• To be done
Copy out every record below, word for word.

━━━━━━━━━━━━━━━━━━━━

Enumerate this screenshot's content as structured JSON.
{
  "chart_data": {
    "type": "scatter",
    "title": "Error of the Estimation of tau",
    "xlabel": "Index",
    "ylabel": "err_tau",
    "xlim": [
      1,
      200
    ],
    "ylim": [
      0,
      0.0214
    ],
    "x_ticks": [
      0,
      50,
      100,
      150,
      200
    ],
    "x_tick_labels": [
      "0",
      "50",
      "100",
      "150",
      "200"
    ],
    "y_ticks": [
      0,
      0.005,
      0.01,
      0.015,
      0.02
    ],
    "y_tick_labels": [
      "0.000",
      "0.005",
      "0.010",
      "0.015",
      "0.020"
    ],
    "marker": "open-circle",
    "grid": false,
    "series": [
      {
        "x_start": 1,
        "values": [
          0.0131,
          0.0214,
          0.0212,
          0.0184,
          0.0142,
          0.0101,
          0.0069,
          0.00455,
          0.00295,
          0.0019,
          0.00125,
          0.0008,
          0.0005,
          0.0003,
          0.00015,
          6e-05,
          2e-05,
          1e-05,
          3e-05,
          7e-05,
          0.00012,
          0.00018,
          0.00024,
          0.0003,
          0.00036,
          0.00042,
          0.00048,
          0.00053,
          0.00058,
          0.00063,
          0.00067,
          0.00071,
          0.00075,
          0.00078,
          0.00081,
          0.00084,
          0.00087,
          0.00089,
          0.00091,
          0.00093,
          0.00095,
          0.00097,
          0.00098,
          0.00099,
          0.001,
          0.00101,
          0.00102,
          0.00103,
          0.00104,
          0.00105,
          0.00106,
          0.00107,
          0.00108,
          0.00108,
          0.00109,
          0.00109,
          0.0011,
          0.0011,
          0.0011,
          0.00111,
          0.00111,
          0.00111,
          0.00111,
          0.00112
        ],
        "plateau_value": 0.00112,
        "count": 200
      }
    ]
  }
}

━━━━━━━━━━━━━━━━━━━━

• Solved problem
Enumerate this screenshot's content as structured JSON.
{
  "chart_data": {
    "type": "scatter",
    "title": "Error of the Estimation of tau",
    "xlabel": "Index",
    "ylabel": "err_tau",
    "xlim": [
      1,
      200
    ],
    "ylim": [
      0,
      0.0214
    ],
    "x_ticks": [
      0,
      50,
      100,
      150,
      200
    ],
    "x_tick_labels": [
      "0",
      "50",
      "100",
      "150",
      "200"
    ],
    "y_ticks": [
      0,
      0.005,
      0.01,
      0.015,
      0.02
    ],
    "y_tick_labels": [
      "0.000",
      "0.005",
      "0.010",
      "0.015",
      "0.020"
    ],
    "marker": "open-circle",
    "grid": false,
    "series": [
      {
        "x_start": 1,
        "values": [
          0.0131,
          0.0214,
          0.0212,
          0.0184,
          0.0142,
          0.0101,
          0.0069,
          0.00455,
          0.00295,
          0.0019,
          0.00125,
          0.0008,
          0.0005,
          0.0003,
          0.00015,
          6e-05,
          2e-05,
          1e-05,
          3e-05,
          7e-05,
          0.00012,
          0.00018,
          0.00024,
          0.0003,
          0.00036,
          0.00042,
          0.00048,
          0.00053,
          0.00058,
          0.00063,
          0.00067,
          0.00071,
          0.00075,
          0.00078,
          0.00081,
          0.00084,
          0.00087,
          0.00089,
          0.00091,
          0.00093,
          0.00095,
          0.00097,
          0.00098,
          0.00099,
          0.001,
          0.00101,
          0.00102,
          0.00103,
          0.00104,
          0.00105,
          0.00106,
          0.00107,
          0.00108,
          0.00108,
          0.00109,
          0.00109,
          0.0011,
          0.0011,
          0.0011,
          0.00111,
          0.00111,
          0.00111,
          0.00111,
          0.00112
        ],
        "plateau_value": 0.00112,
        "count": 200
      }
    ]
  }
}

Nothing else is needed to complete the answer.